Entries taken from a collection
'''
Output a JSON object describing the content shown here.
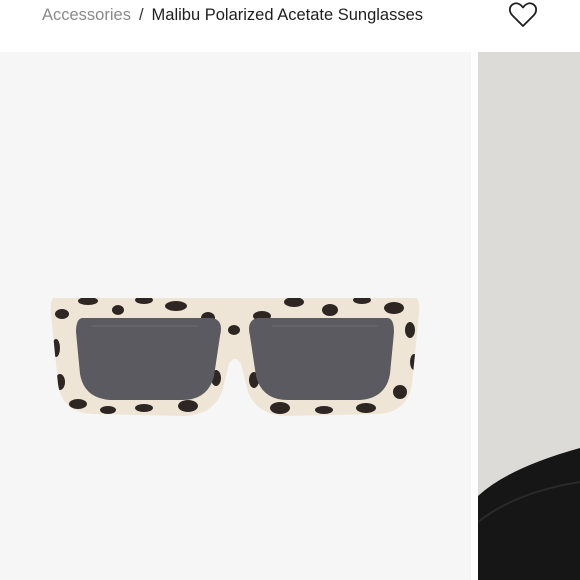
{
  "breadcrumb": {
    "parent": "Accessories",
    "separator": "/",
    "current": "Malibu Polarized Acetate Sunglasses"
  },
  "icons": {
    "wishlist": "heart-outline-icon"
  },
  "gallery": {
    "images": [
      {
        "name": "product-image-sunglasses",
        "active": true
      },
      {
        "name": "model-image",
        "active": false
      }
    ]
  },
  "colors": {
    "frame_base": "#efe5d6",
    "tortoise_spot": "#2d2622",
    "lens": "#5b5a60",
    "image_bg": "#f6f6f6",
    "side_bg": "#d9d7d3",
    "model_clothing": "#161616"
  }
}
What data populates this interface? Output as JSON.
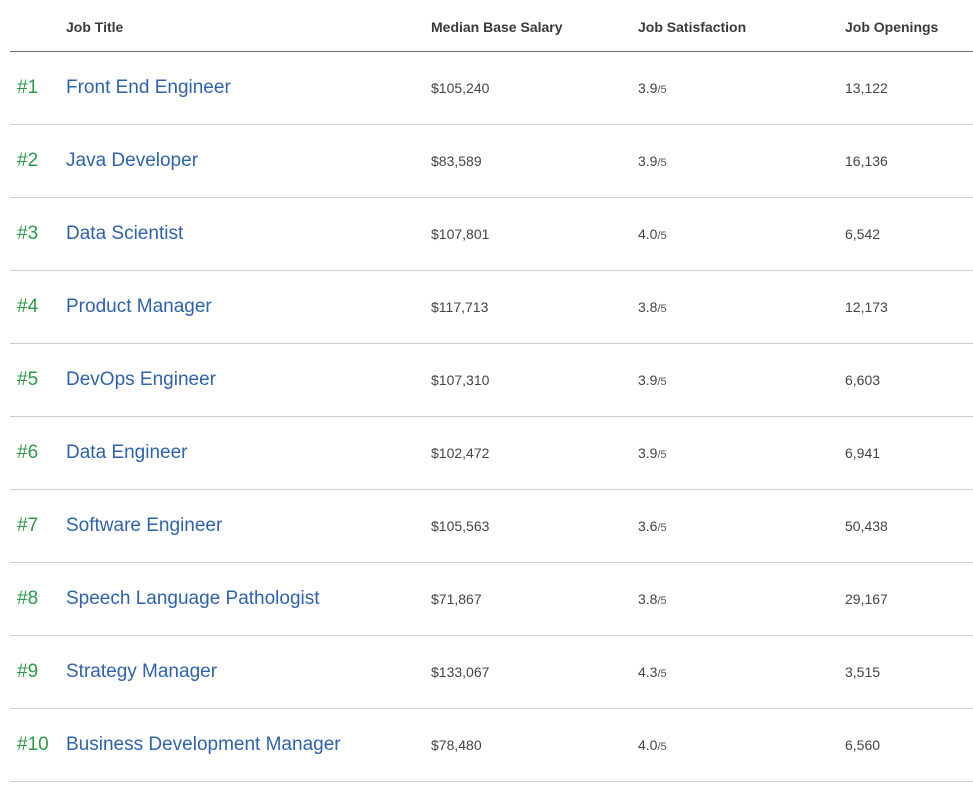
{
  "headers": {
    "job_title": "Job Title",
    "salary": "Median Base Salary",
    "satisfaction": "Job Satisfaction",
    "openings": "Job Openings"
  },
  "rows": [
    {
      "rank": "#1",
      "title": "Front End Engineer",
      "salary": "$105,240",
      "satisfaction": "3.9",
      "denom": "/5",
      "openings": "13,122"
    },
    {
      "rank": "#2",
      "title": "Java Developer",
      "salary": "$83,589",
      "satisfaction": "3.9",
      "denom": "/5",
      "openings": "16,136"
    },
    {
      "rank": "#3",
      "title": "Data Scientist",
      "salary": "$107,801",
      "satisfaction": "4.0",
      "denom": "/5",
      "openings": "6,542"
    },
    {
      "rank": "#4",
      "title": "Product Manager",
      "salary": "$117,713",
      "satisfaction": "3.8",
      "denom": "/5",
      "openings": "12,173"
    },
    {
      "rank": "#5",
      "title": "DevOps Engineer",
      "salary": "$107,310",
      "satisfaction": "3.9",
      "denom": "/5",
      "openings": "6,603"
    },
    {
      "rank": "#6",
      "title": "Data Engineer",
      "salary": "$102,472",
      "satisfaction": "3.9",
      "denom": "/5",
      "openings": "6,941"
    },
    {
      "rank": "#7",
      "title": "Software Engineer",
      "salary": "$105,563",
      "satisfaction": "3.6",
      "denom": "/5",
      "openings": "50,438"
    },
    {
      "rank": "#8",
      "title": "Speech Language Pathologist",
      "salary": "$71,867",
      "satisfaction": "3.8",
      "denom": "/5",
      "openings": "29,167"
    },
    {
      "rank": "#9",
      "title": "Strategy Manager",
      "salary": "$133,067",
      "satisfaction": "4.3",
      "denom": "/5",
      "openings": "3,515"
    },
    {
      "rank": "#10",
      "title": "Business Development Manager",
      "salary": "$78,480",
      "satisfaction": "4.0",
      "denom": "/5",
      "openings": "6,560"
    }
  ],
  "colors": {
    "rank": "#2b9a47",
    "title_link": "#2f62ad",
    "header_rule": "#6e6e6e",
    "row_rule": "#cfcfcf"
  }
}
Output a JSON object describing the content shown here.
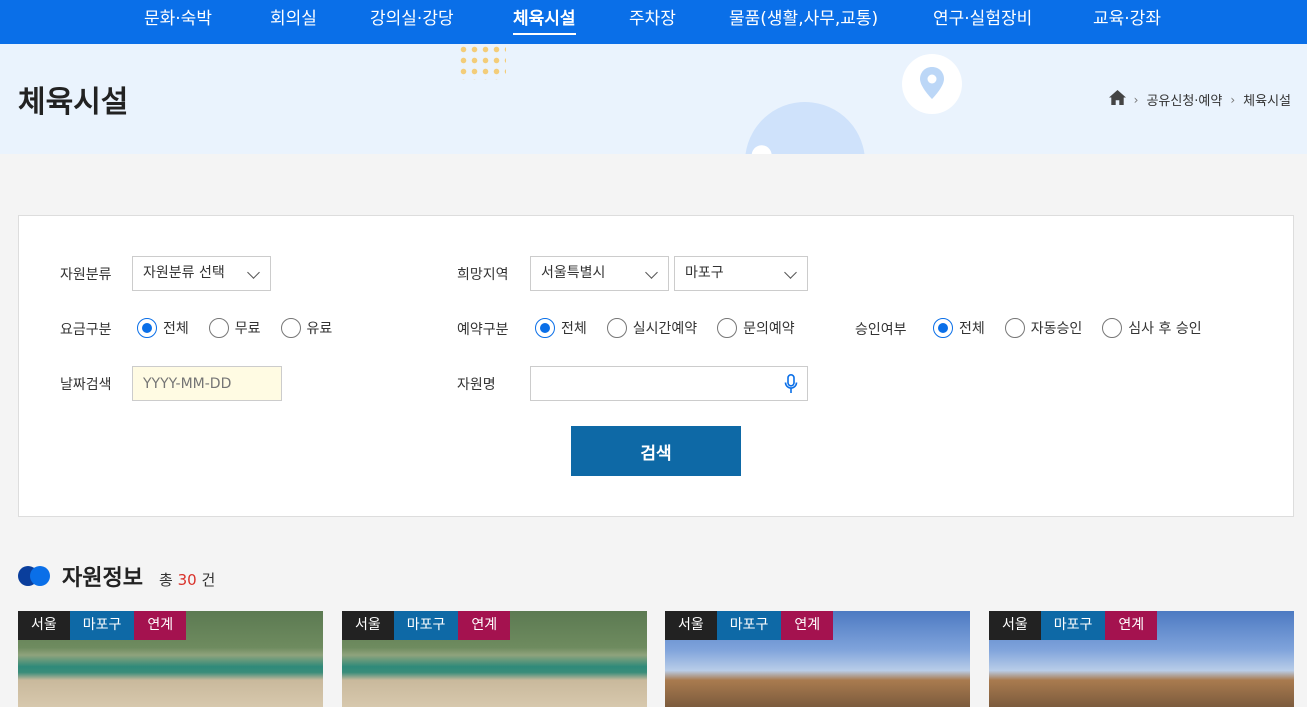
{
  "nav": {
    "items": [
      {
        "label": "문화·숙박",
        "active": false
      },
      {
        "label": "회의실",
        "active": false
      },
      {
        "label": "강의실·강당",
        "active": false
      },
      {
        "label": "체육시설",
        "active": true
      },
      {
        "label": "주차장",
        "active": false
      },
      {
        "label": "물품(생활,사무,교통)",
        "active": false
      },
      {
        "label": "연구·실험장비",
        "active": false
      },
      {
        "label": "교육·강좌",
        "active": false
      }
    ]
  },
  "hero": {
    "title": "체육시설",
    "breadcrumb": [
      "공유신청·예약",
      "체육시설"
    ]
  },
  "search": {
    "category_label": "자원분류",
    "category_value": "자원분류 선택",
    "region_label": "희망지역",
    "region_city": "서울특별시",
    "region_district": "마포구",
    "fee_label": "요금구분",
    "fee_options": [
      "전체",
      "무료",
      "유료"
    ],
    "reserve_label": "예약구분",
    "reserve_options": [
      "전체",
      "실시간예약",
      "문의예약"
    ],
    "approval_label": "승인여부",
    "approval_options": [
      "전체",
      "자동승인",
      "심사 후 승인"
    ],
    "date_label": "날짜검색",
    "date_placeholder": "YYYY-MM-DD",
    "name_label": "자원명",
    "name_value": "",
    "button": "검색"
  },
  "results": {
    "title": "자원정보",
    "count_prefix": "총",
    "count": "30",
    "count_suffix": "건",
    "cards": [
      {
        "city": "서울",
        "district": "마포구",
        "tag": "연계"
      },
      {
        "city": "서울",
        "district": "마포구",
        "tag": "연계"
      },
      {
        "city": "서울",
        "district": "마포구",
        "tag": "연계"
      },
      {
        "city": "서울",
        "district": "마포구",
        "tag": "연계"
      }
    ]
  },
  "colors": {
    "nav_bg": "#0a6fe8",
    "button_bg": "#0e69a6",
    "tag_district": "#0e69a6",
    "tag_link": "#a4124f",
    "count_highlight": "#d9322b"
  }
}
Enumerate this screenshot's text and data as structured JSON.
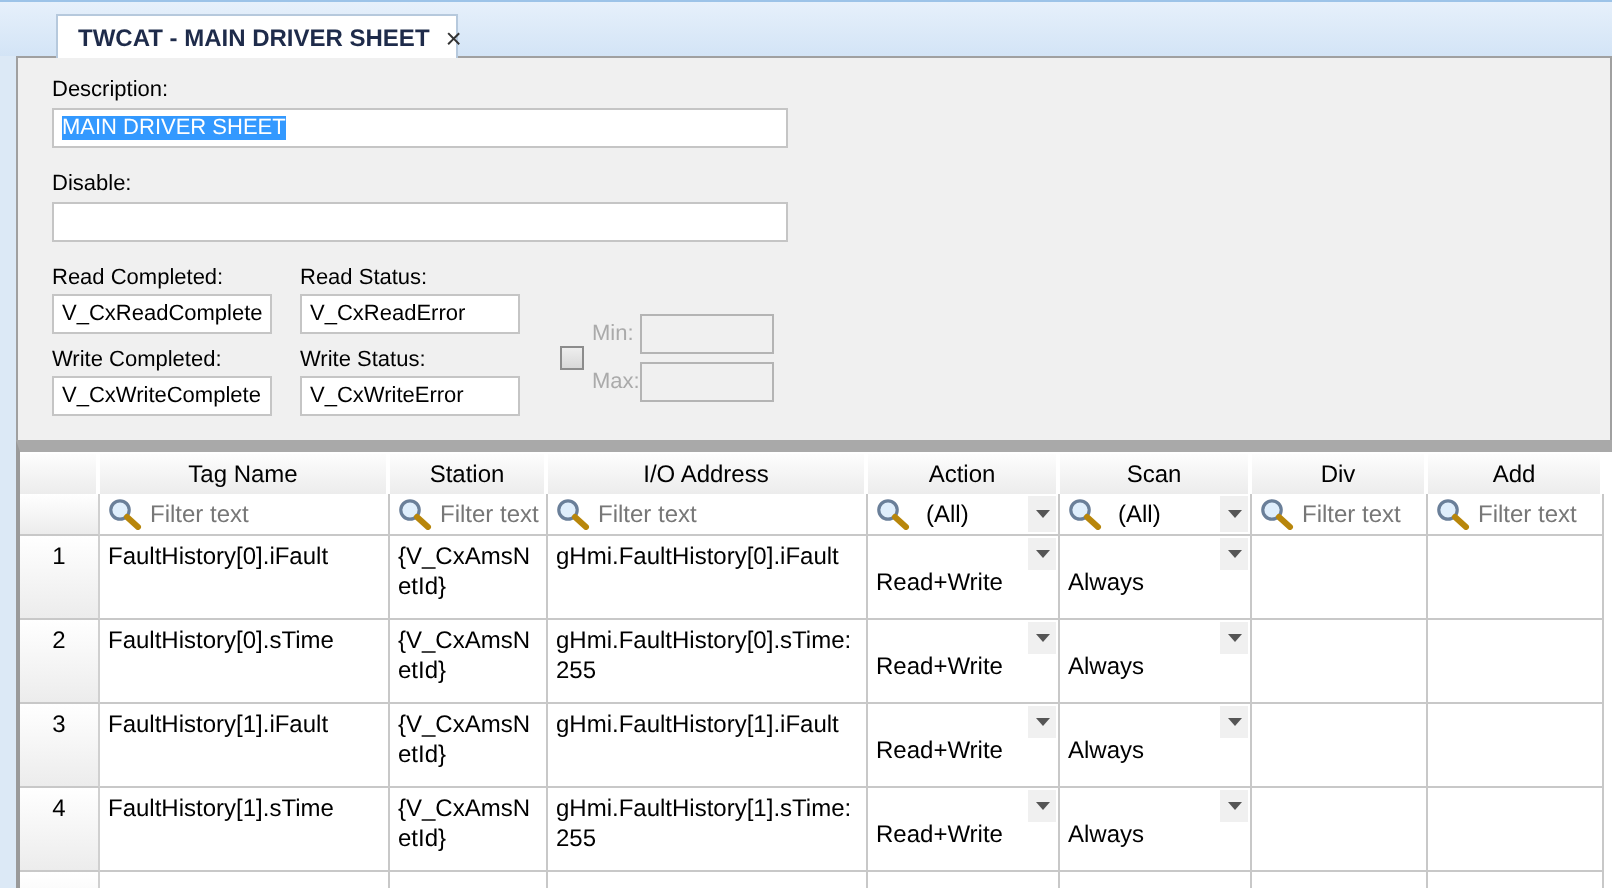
'''
REQUIREMENT
State the number of lines holding the word "Engineer" in the listing. Add nothing else.

RESPONSE BELOW
4